[TASK TO COMPLETE] Extract each line of the records below that contains the word "azzerare".

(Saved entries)

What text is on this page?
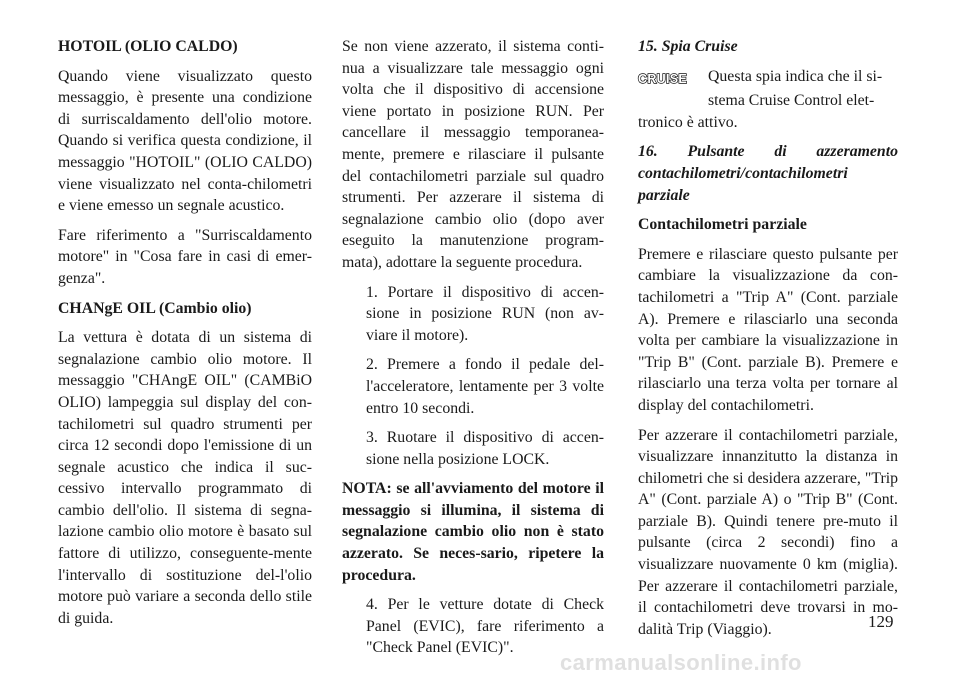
HOTOIL (OLIO CALDO)

Quando viene visualizzato questo messaggio, è presente una condizione di surriscaldamento dell'olio motore. Quando si verifica questa condizione, il messaggio "HOTOIL" (OLIO CALDO) viene visualizzato nel conta-chilometri e viene emesso un segnale acustico.

Fare riferimento a "Surriscaldamento motore" in "Cosa fare in casi di emer-genza".

CHANgE OIL (Cambio olio)

La vettura è dotata di un sistema di segnalazione cambio olio motore. Il messaggio "CHAngE OIL" (CAMBiO OLIO) lampeggia sul display del con-tachilometri sul quadro strumenti per circa 12 secondi dopo l'emissione di un segnale acustico che indica il suc-cessivo intervallo programmato di cambio dell'olio. Il sistema di segna-lazione cambio olio motore è basato sul fattore di utilizzo, conseguente-mente l'intervallo di sostituzione del-l'olio motore può variare a seconda dello stile di guida.

Se non viene azzerato, il sistema conti-nua a visualizzare tale messaggio ogni volta che il dispositivo di accensione viene portato in posizione RUN. Per cancellare il messaggio temporanea-mente, premere e rilasciare il pulsante del contachilometri parziale sul quadro strumenti. Per azzerare il sistema di segnalazione cambio olio (dopo aver eseguito la manutenzione program-mata), adottare la seguente procedura.

1. Portare il dispositivo di accen-sione in posizione RUN (non av-viare il motore).

2. Premere a fondo il pedale del-l'acceleratore, lentamente per 3 volte entro 10 secondi.

3. Ruotare il dispositivo di accen-sione nella posizione LOCK.

NOTA: se all'avviamento del motore il messaggio si illumina, il sistema di segnalazione cambio olio non è stato azzerato. Se neces-sario, ripetere la procedura.

4. Per le vetture dotate di Check Panel (EVIC), fare riferimento a "Check Panel (EVIC)".

15. Spia Cruise

CRUISE	Questa spia indica che il si-
stema Cruise Control elet-
tronico è attivo.

16. Pulsante di azzeramento contachilometri/contachilometri parziale

Contachilometri parziale

Premere e rilasciare questo pulsante per cambiare la visualizzazione da con-tachilometri a "Trip A" (Cont. parziale A). Premere e rilasciarlo una seconda volta per cambiare la visualizzazione in "Trip B" (Cont. parziale B). Premere e rilasciarlo una terza volta per tornare al display del contachilometri.

Per azzerare il contachilometri parziale, visualizzare innanzitutto la distanza in chilometri che si desidera azzerare, "Trip A" (Cont. parziale A) o "Trip B" (Cont. parziale B). Quindi tenere pre-muto il pulsante (circa 2 secondi) fino a visualizzare nuovamente 0 km (miglia). Per azzerare il contachilometri parziale, il contachilometri deve trovarsi in mo-dalità Trip (Viaggio).	129
carmanualsonline.info
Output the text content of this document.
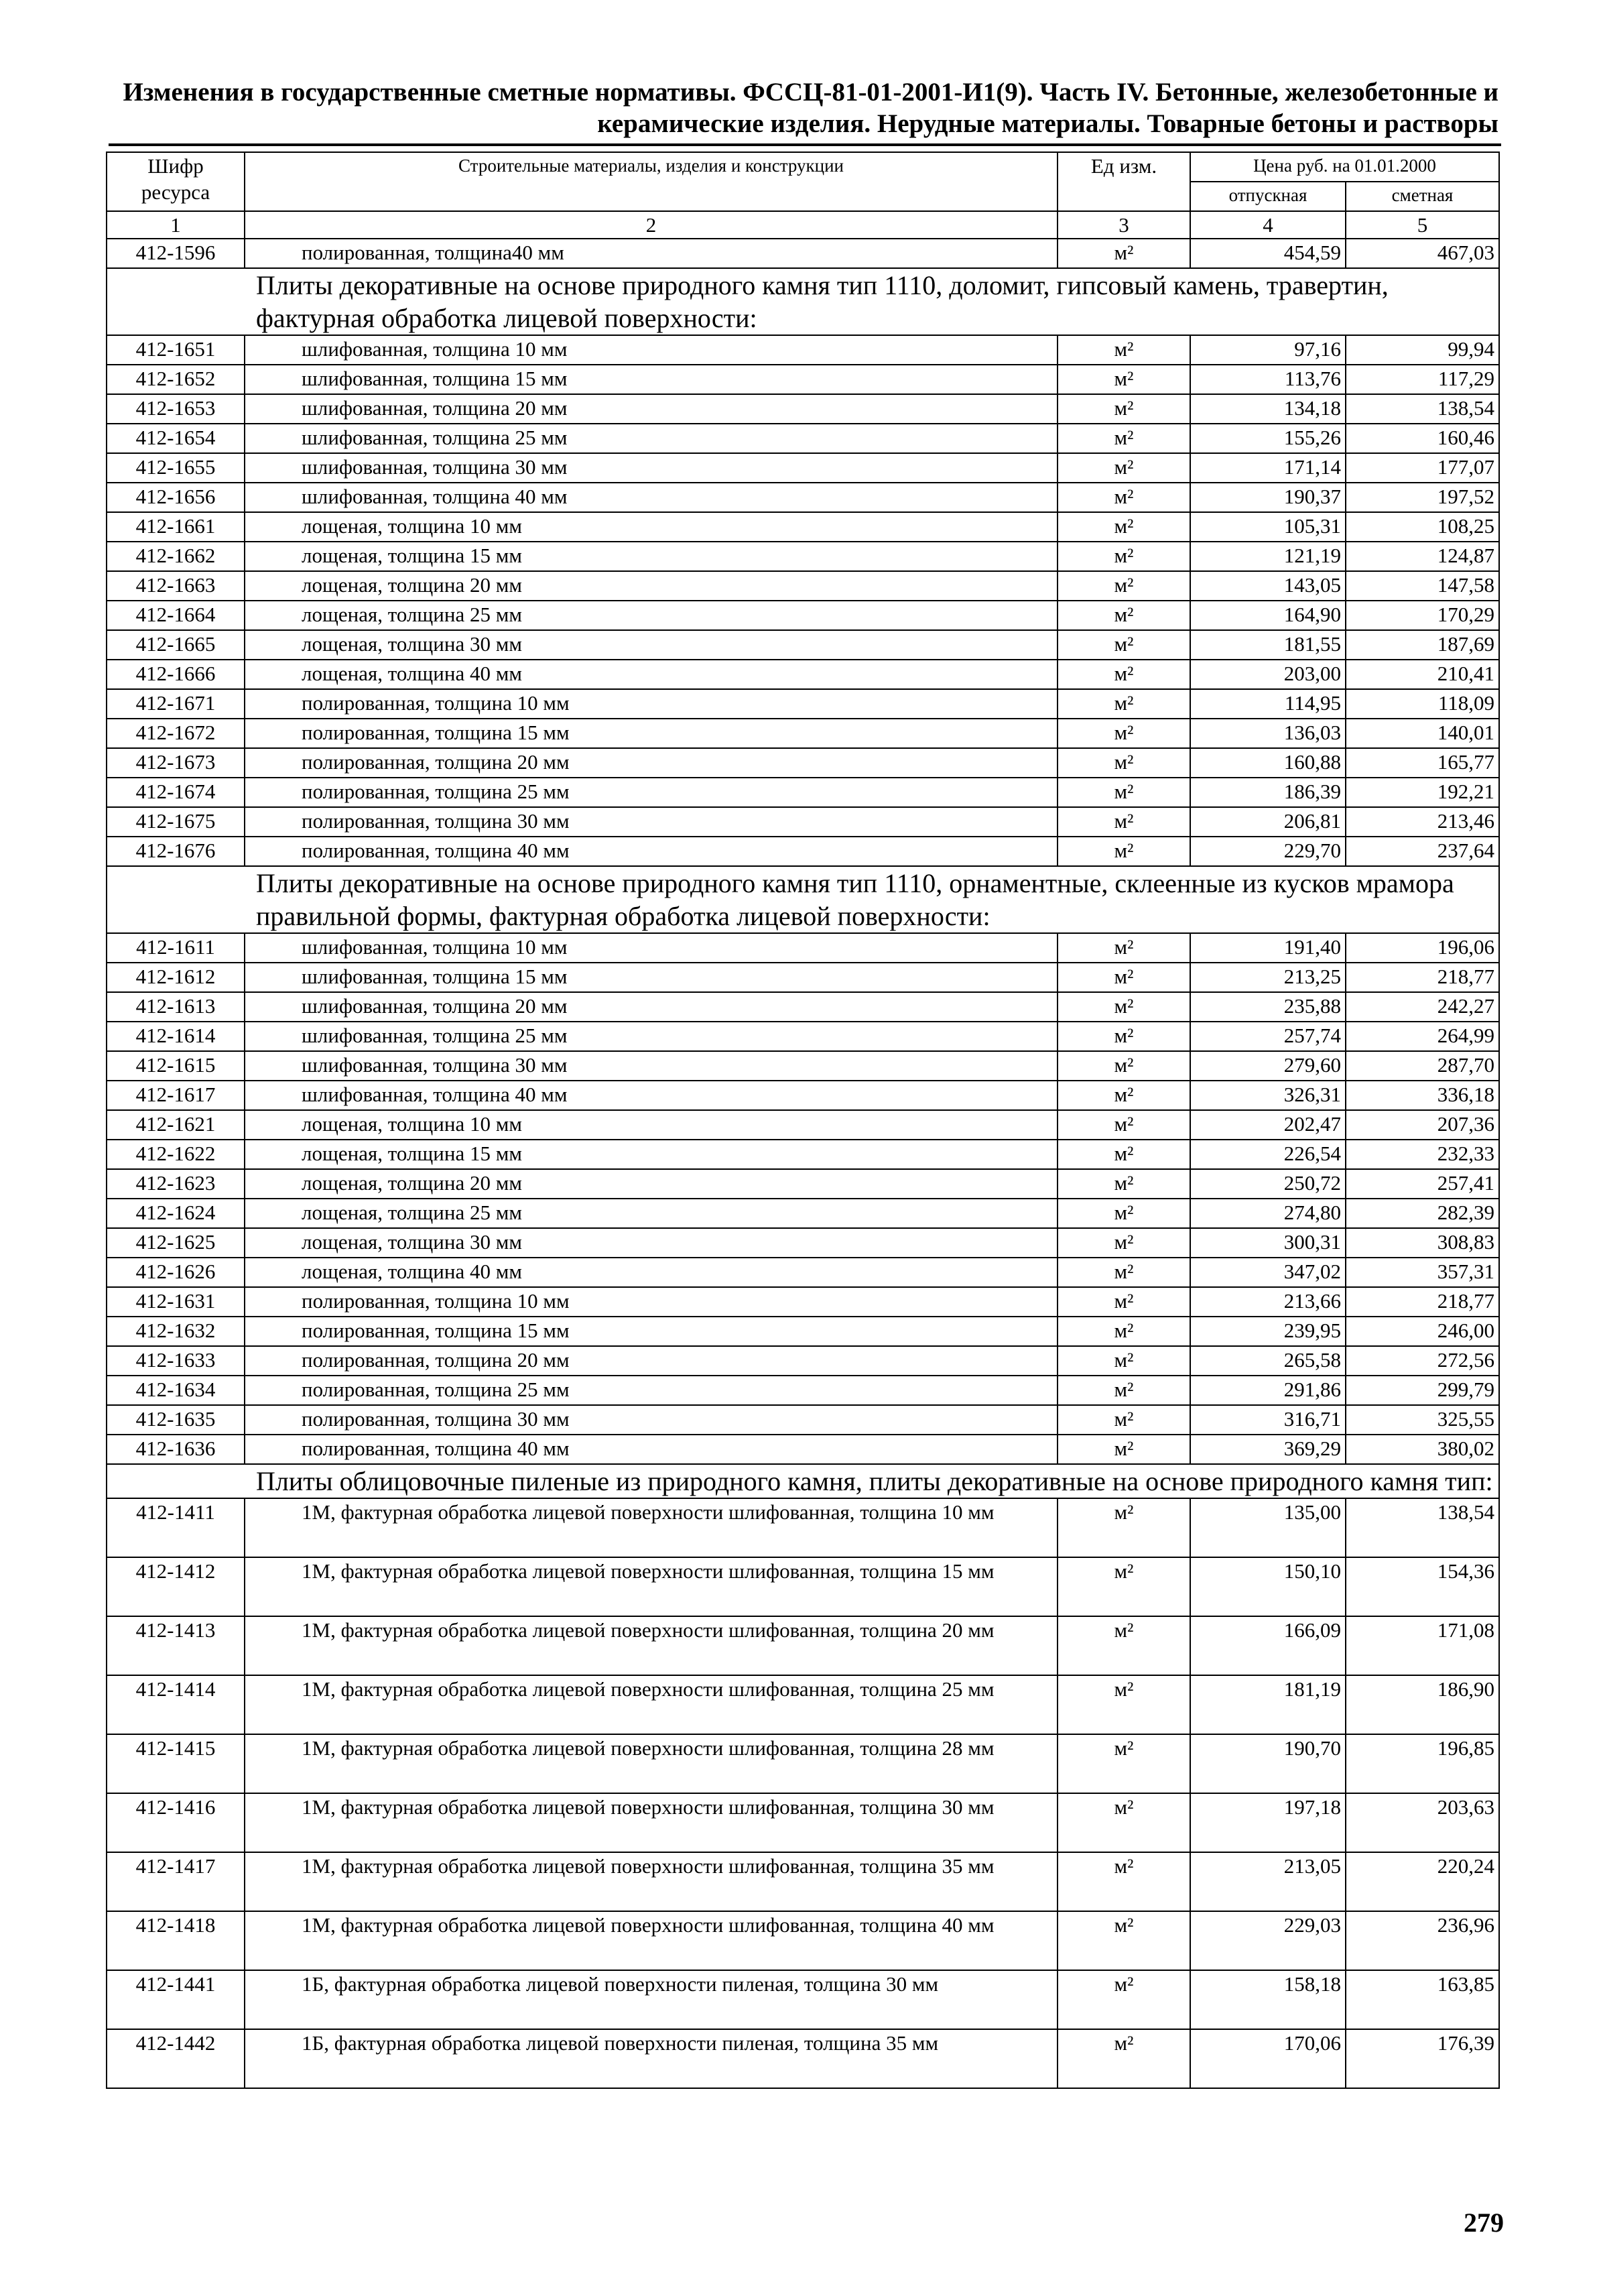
Изменения в государственные сметные нормативы. ФССЦ-81-01-2001-И1(9). Часть IV. Бетонные, железобетонные и
керамические изделия. Нерудные материалы. Товарные бетоны и растворы
Шифр ресурса	Строительные материалы, изделия и конструкции	Ед изм.	Цена руб. на 01.01.2000	
			отпускная	сметная
1	2	3	4	5
412-1596	полированная, толщина40 мм	м²	454,59	467,03
Плиты декоративные на основе природного камня тип 1110, доломит, гипсовый камень, травертин, фактурная обработка лицевой поверхности:				
412-1651	шлифованная, толщина 10 мм	м²	97,16	99,94
412-1652	шлифованная, толщина 15 мм	м²	113,76	117,29
412-1653	шлифованная, толщина 20 мм	м²	134,18	138,54
412-1654	шлифованная, толщина 25 мм	м²	155,26	160,46
412-1655	шлифованная, толщина 30 мм	м²	171,14	177,07
412-1656	шлифованная, толщина 40 мм	м²	190,37	197,52
412-1661	лощеная, толщина 10 мм	м²	105,31	108,25
412-1662	лощеная, толщина 15 мм	м²	121,19	124,87
412-1663	лощеная, толщина 20 мм	м²	143,05	147,58
412-1664	лощеная, толщина 25 мм	м²	164,90	170,29
412-1665	лощеная, толщина 30 мм	м²	181,55	187,69
412-1666	лощеная, толщина 40 мм	м²	203,00	210,41
412-1671	полированная, толщина 10 мм	м²	114,95	118,09
412-1672	полированная, толщина 15 мм	м²	136,03	140,01
412-1673	полированная, толщина 20 мм	м²	160,88	165,77
412-1674	полированная, толщина 25 мм	м²	186,39	192,21
412-1675	полированная, толщина 30 мм	м²	206,81	213,46
412-1676	полированная, толщина 40 мм	м²	229,70	237,64
Плиты декоративные на основе природного камня тип 1110, орнаментные, склеенные из кусков мрамора правильной формы, фактурная обработка лицевой поверхности:				
412-1611	шлифованная, толщина 10 мм	м²	191,40	196,06
412-1612	шлифованная, толщина 15 мм	м²	213,25	218,77
412-1613	шлифованная, толщина 20 мм	м²	235,88	242,27
412-1614	шлифованная, толщина 25 мм	м²	257,74	264,99
412-1615	шлифованная, толщина 30 мм	м²	279,60	287,70
412-1617	шлифованная, толщина 40 мм	м²	326,31	336,18
412-1621	лощеная, толщина 10 мм	м²	202,47	207,36
412-1622	лощеная, толщина 15 мм	м²	226,54	232,33
412-1623	лощеная, толщина 20 мм	м²	250,72	257,41
412-1624	лощеная, толщина 25 мм	м²	274,80	282,39
412-1625	лощеная, толщина 30 мм	м²	300,31	308,83
412-1626	лощеная, толщина 40 мм	м²	347,02	357,31
412-1631	полированная, толщина 10 мм	м²	213,66	218,77
412-1632	полированная, толщина 15 мм	м²	239,95	246,00
412-1633	полированная, толщина 20 мм	м²	265,58	272,56
412-1634	полированная, толщина 25 мм	м²	291,86	299,79
412-1635	полированная, толщина 30 мм	м²	316,71	325,55
412-1636	полированная, толщина 40 мм	м²	369,29	380,02
Плиты облицовочные пиленые из природного камня, плиты декоративные на основе природного камня тип:				
412-1411	1М, фактурная обработка лицевой поверхности шлифованная, толщина 10 мм	м²	135,00	138,54
412-1412	1М, фактурная обработка лицевой поверхности шлифованная, толщина 15 мм	м²	150,10	154,36
412-1413	1М, фактурная обработка лицевой поверхности шлифованная, толщина 20 мм	м²	166,09	171,08
412-1414	1М, фактурная обработка лицевой поверхности шлифованная, толщина 25 мм	м²	181,19	186,90
412-1415	1М, фактурная обработка лицевой поверхности шлифованная, толщина 28 мм	м²	190,70	196,85
412-1416	1М, фактурная обработка лицевой поверхности шлифованная, толщина 30 мм	м²	197,18	203,63
412-1417	1М, фактурная обработка лицевой поверхности шлифованная, толщина 35 мм	м²	213,05	220,24
412-1418	1М, фактурная обработка лицевой поверхности шлифованная, толщина 40 мм	м²	229,03	236,96
412-1441	1Б, фактурная обработка лицевой поверхности пиленая, толщина 30 мм	м²	158,18	163,85
412-1442	1Б, фактурная обработка лицевой поверхности пиленая, толщина 35 мм	м²	170,06	176,39
279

[ANSWER TO THIS EXERCISE]
Se non viene azzerato, il sistema conti-nua a visualizzare tale messaggio ogni volta che il dispositivo di accensione viene portato in posizione RUN. Per cancellare il messaggio temporanea-mente, premere e rilasciare il pulsante del contachilometri parziale sul quadro strumenti. Per azzerare il sistema di segnalazione cambio olio (dopo aver eseguito la manutenzione program-mata), adottare la seguente procedura.
Per azzerare il contachilometri parziale, visualizzare innanzitutto la distanza in chilometri che si desidera azzerare, "Trip A" (Cont. parziale A) o "Trip B" (Cont. parziale B). Quindi tenere pre-muto il pulsante (circa 2 secondi) fino a visualizzare nuovamente 0 km (miglia). Per azzerare il contachilometri parziale, il contachilometri deve trovarsi in mo-dalità Trip (Viaggio).	129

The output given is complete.